Data records Start Marker

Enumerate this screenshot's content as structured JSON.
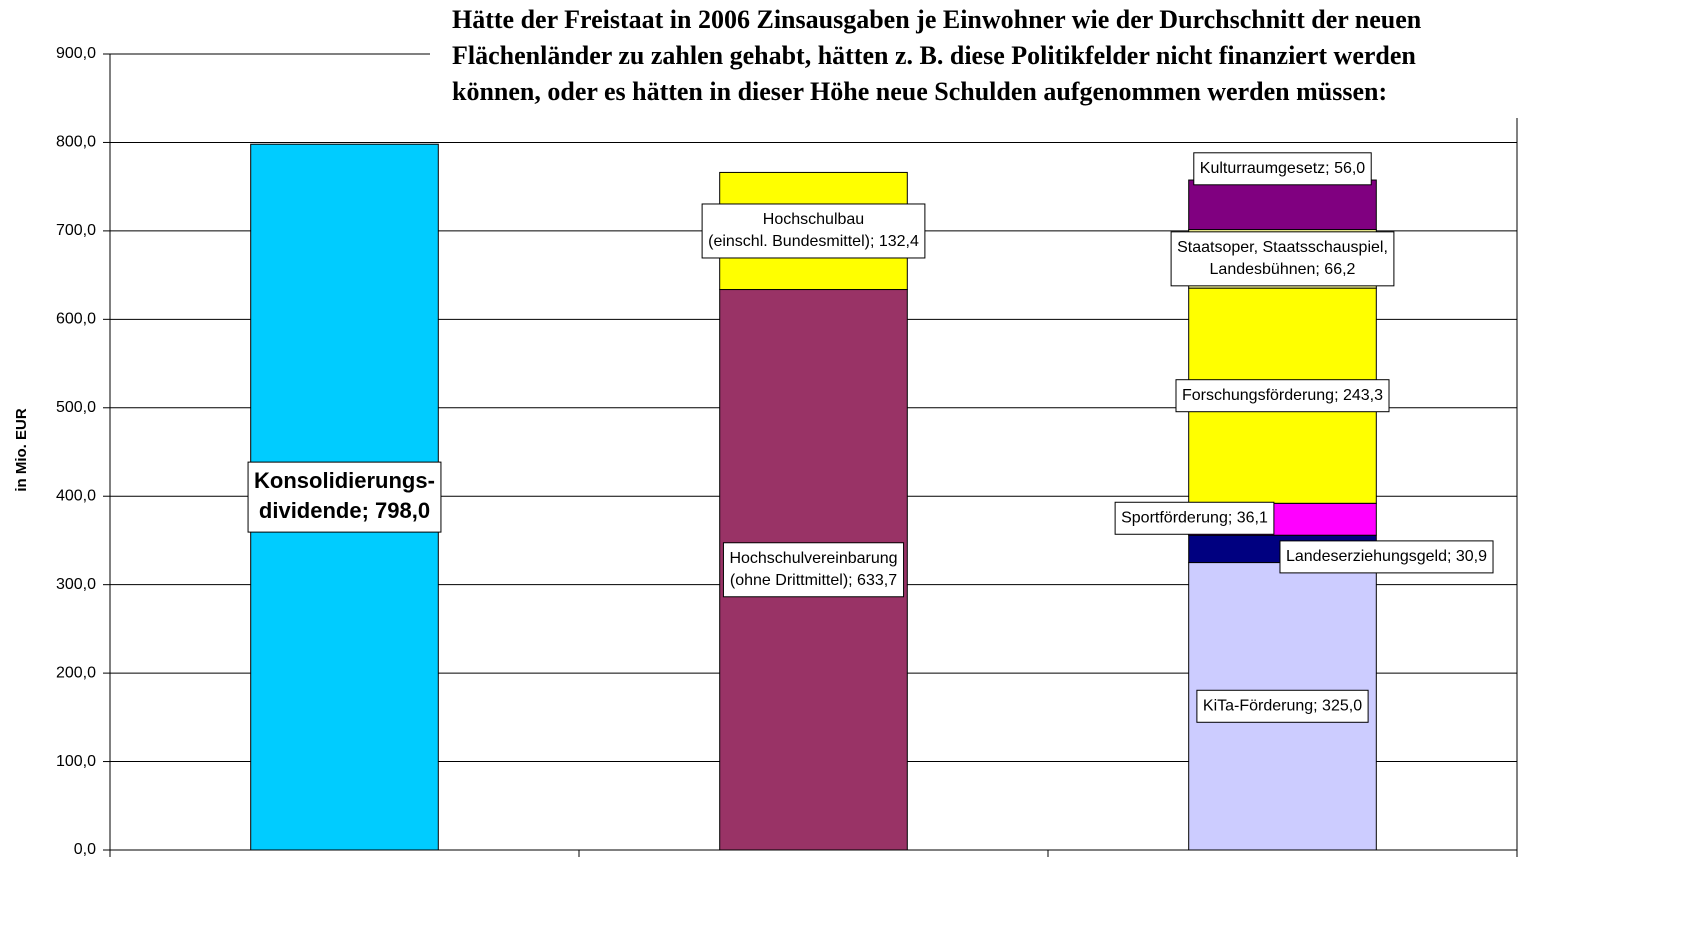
{
  "chart_data": {
    "type": "stacked_bar",
    "title": [
      "Hätte der Freistaat in 2006 Zinsausgaben je Einwohner wie der Durchschnitt der neuen",
      "Flächenländer zu zahlen gehabt, hätten z. B. diese Politikfelder nicht finanziert werden",
      "können, oder es hätten in dieser Höhe neue Schulden aufgenommen werden müssen:"
    ],
    "y_label": "in Mio. EUR",
    "categories": [
      null,
      null,
      null
    ],
    "series": [
      {
        "color": "#00CCFF",
        "values": [
          798.0,
          null,
          null
        ],
        "value_labels": [
          [
            "Konsolidierungs-",
            "dividende; 798,0"
          ],
          null,
          null
        ]
      },
      {
        "color": "#993366",
        "values": [
          null,
          633.7,
          null
        ],
        "value_labels": [
          null,
          [
            "Hochschulvereinbarung",
            "(ohne Drittmittel); 633,7"
          ],
          null
        ]
      },
      {
        "color": "#FFFF00",
        "values": [
          null,
          132.4,
          null
        ],
        "value_labels": [
          null,
          [
            "Hochschulbau",
            "(einschl. Bundesmittel); 132,4"
          ],
          null
        ]
      },
      {
        "color": "#CCCCFF",
        "values": [
          null,
          null,
          325.0
        ],
        "value_labels": [
          null,
          null,
          [
            "KiTa-Förderung; 325,0"
          ]
        ]
      },
      {
        "color": "#000080",
        "values": [
          null,
          null,
          30.9
        ],
        "value_labels": [
          null,
          null,
          [
            "Landeserziehungsgeld; 30,9"
          ]
        ]
      },
      {
        "color": "#FF00FF",
        "values": [
          null,
          null,
          36.1
        ],
        "value_labels": [
          null,
          null,
          [
            "Sportförderung; 36,1"
          ]
        ]
      },
      {
        "color": "#FFFF00",
        "values": [
          null,
          null,
          243.3
        ],
        "value_labels": [
          null,
          null,
          [
            "Forschungsförderung; 243,3"
          ]
        ]
      },
      {
        "color": "#FFFF99",
        "values": [
          null,
          null,
          66.2
        ],
        "value_labels": [
          null,
          null,
          [
            "Staatsoper, Staatsschauspiel,",
            "Landesbühnen; 66,2"
          ]
        ]
      },
      {
        "color": "#800080",
        "values": [
          null,
          null,
          56.0
        ],
        "value_labels": [
          null,
          null,
          [
            "Kulturraumgesetz; 56,0"
          ]
        ]
      }
    ],
    "ylim": [
      0,
      900
    ],
    "yticks": [
      {
        "value": 0,
        "label": "0,0"
      },
      {
        "value": 100,
        "label": "100,0"
      },
      {
        "value": 200,
        "label": "200,0"
      },
      {
        "value": 300,
        "label": "300,0"
      },
      {
        "value": 400,
        "label": "400,0"
      },
      {
        "value": 500,
        "label": "500,0"
      },
      {
        "value": 600,
        "label": "600,0"
      },
      {
        "value": 700,
        "label": "700,0"
      },
      {
        "value": 800,
        "label": "800,0"
      },
      {
        "value": 900,
        "label": "900,0"
      }
    ],
    "grid": true
  }
}
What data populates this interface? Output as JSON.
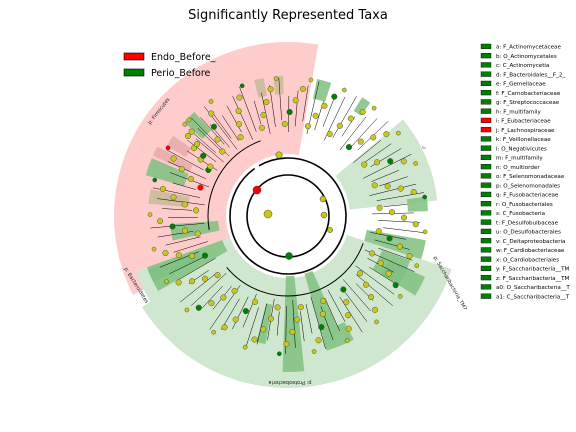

Data records End Marker

◆ **To do**: Copy every line from the records above that contains the string "werden".

◆ **Task result**:
      "Flächenländer zu zahlen gehabt, hätten z. B. diese Politikfelder nicht finanziert werden",
      "können, oder es hätten in dieser Höhe neue Schulden aufgenommen werden müssen:"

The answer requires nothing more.